Dataset extract:
┌────────

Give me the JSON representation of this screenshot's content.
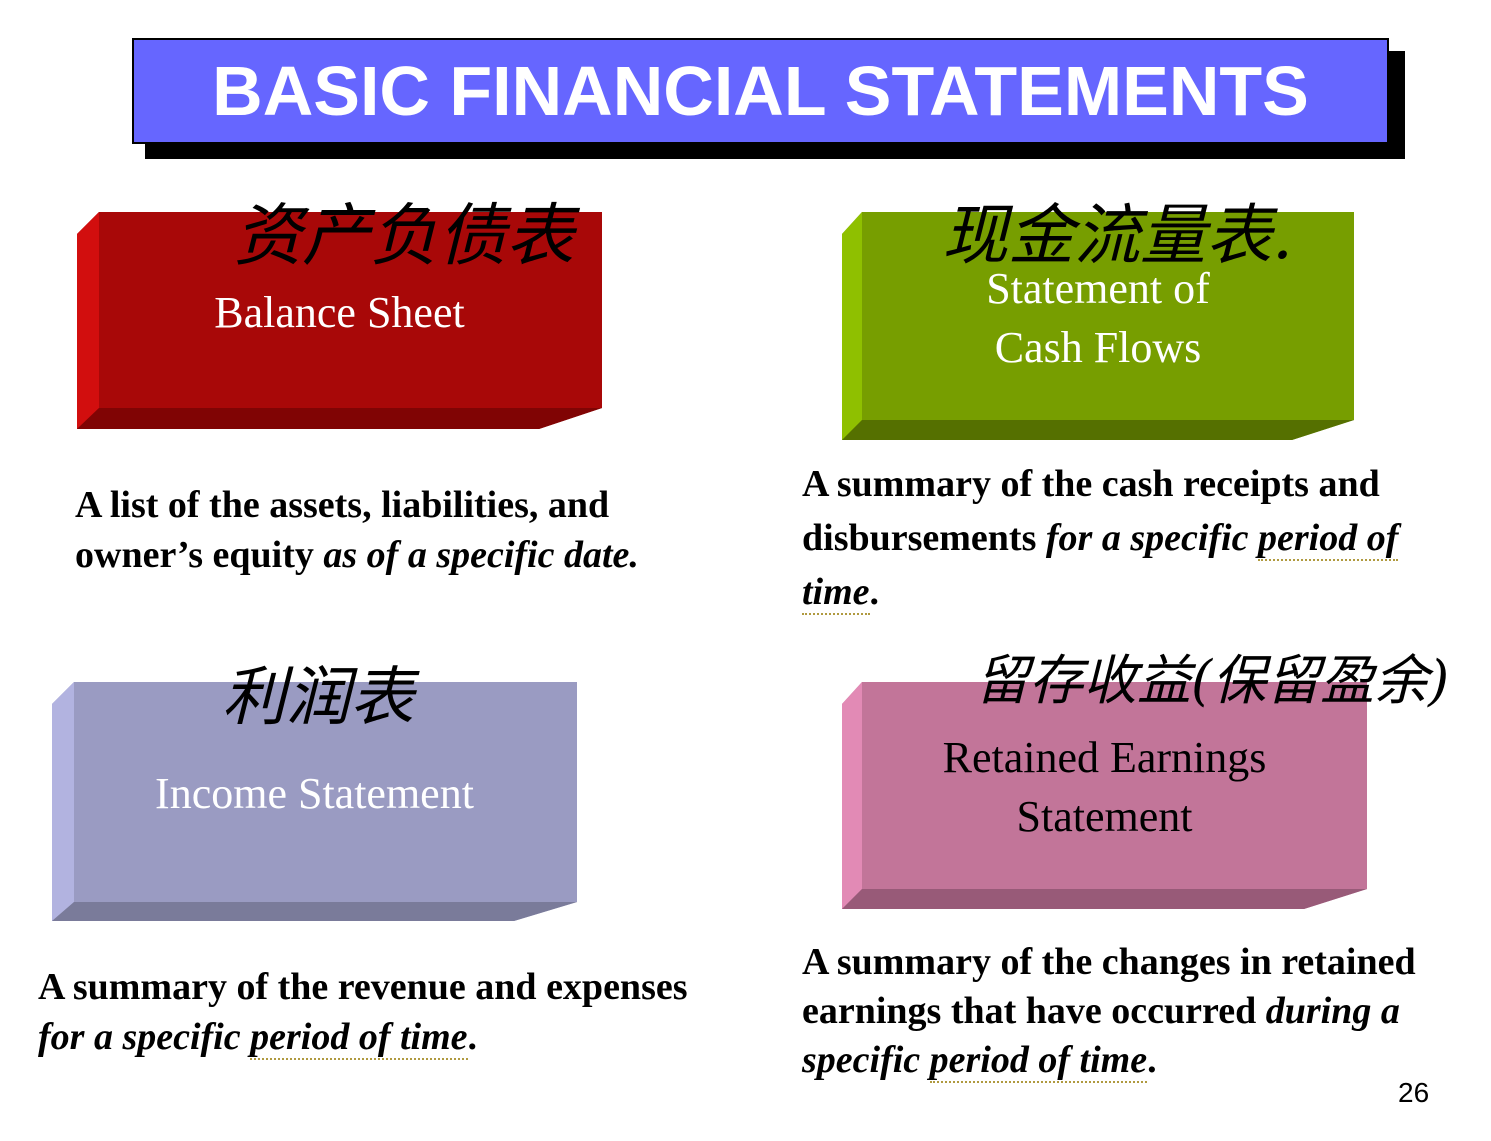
{
  "title": "BASIC FINANCIAL STATEMENTS",
  "page_number": "26",
  "colors": {
    "title_bg": "#6666ff",
    "balance": "#a80808",
    "cash": "#779e00",
    "income": "#9a9bc2",
    "retained": "#c27599"
  },
  "balance": {
    "hand": "资产负债表",
    "label": "Balance Sheet",
    "desc_plain": "A list of the assets, liabilities, and owner’s equity ",
    "desc_italic": "as of a specific date."
  },
  "cash": {
    "hand": "现金流量表.",
    "label_line1": "Statement of",
    "label_line2": "Cash Flows",
    "desc_plain": "A summary of the cash receipts and disbursements ",
    "desc_italic_a": "for a specific ",
    "desc_italic_b": "period of time",
    "desc_end": "."
  },
  "income": {
    "hand": "利润表",
    "label": "Income Statement",
    "desc_plain": "A summary of the revenue and expenses ",
    "desc_italic_a": "for a specific ",
    "desc_italic_b": "period of time",
    "desc_end": "."
  },
  "retained": {
    "hand": "留存收益(保留盈余)",
    "label_line1": "Retained Earnings",
    "label_line2": "Statement",
    "desc_plain": "A summary of the changes in retained earnings that have occurred ",
    "desc_italic_a": "during a specific ",
    "desc_italic_b": "period of time",
    "desc_end": "."
  }
}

└────────

Exercise brief: All of the data above should be transcribed verbatim, with pictures omitted.

Exercise answer:
Give me the JSON representation of this screenshot's content.
{
  "title": "BASIC FINANCIAL STATEMENTS",
  "page_number": "26",
  "colors": {
    "title_bg": "#6666ff",
    "balance": "#a80808",
    "cash": "#779e00",
    "income": "#9a9bc2",
    "retained": "#c27599"
  },
  "balance": {
    "hand": "资产负债表",
    "label": "Balance Sheet",
    "desc_plain": "A list of the assets, liabilities, and owner’s equity ",
    "desc_italic": "as of a specific date."
  },
  "cash": {
    "hand": "现金流量表.",
    "label_line1": "Statement of",
    "label_line2": "Cash Flows",
    "desc_plain": "A summary of the cash receipts and disbursements ",
    "desc_italic_a": "for a specific ",
    "desc_italic_b": "period of time",
    "desc_end": "."
  },
  "income": {
    "hand": "利润表",
    "label": "Income Statement",
    "desc_plain": "A summary of the revenue and expenses ",
    "desc_italic_a": "for a specific ",
    "desc_italic_b": "period of time",
    "desc_end": "."
  },
  "retained": {
    "hand": "留存收益(保留盈余)",
    "label_line1": "Retained Earnings",
    "label_line2": "Statement",
    "desc_plain": "A summary of the changes in retained earnings that have occurred ",
    "desc_italic_a": "during a specific ",
    "desc_italic_b": "period of time",
    "desc_end": "."
  }
}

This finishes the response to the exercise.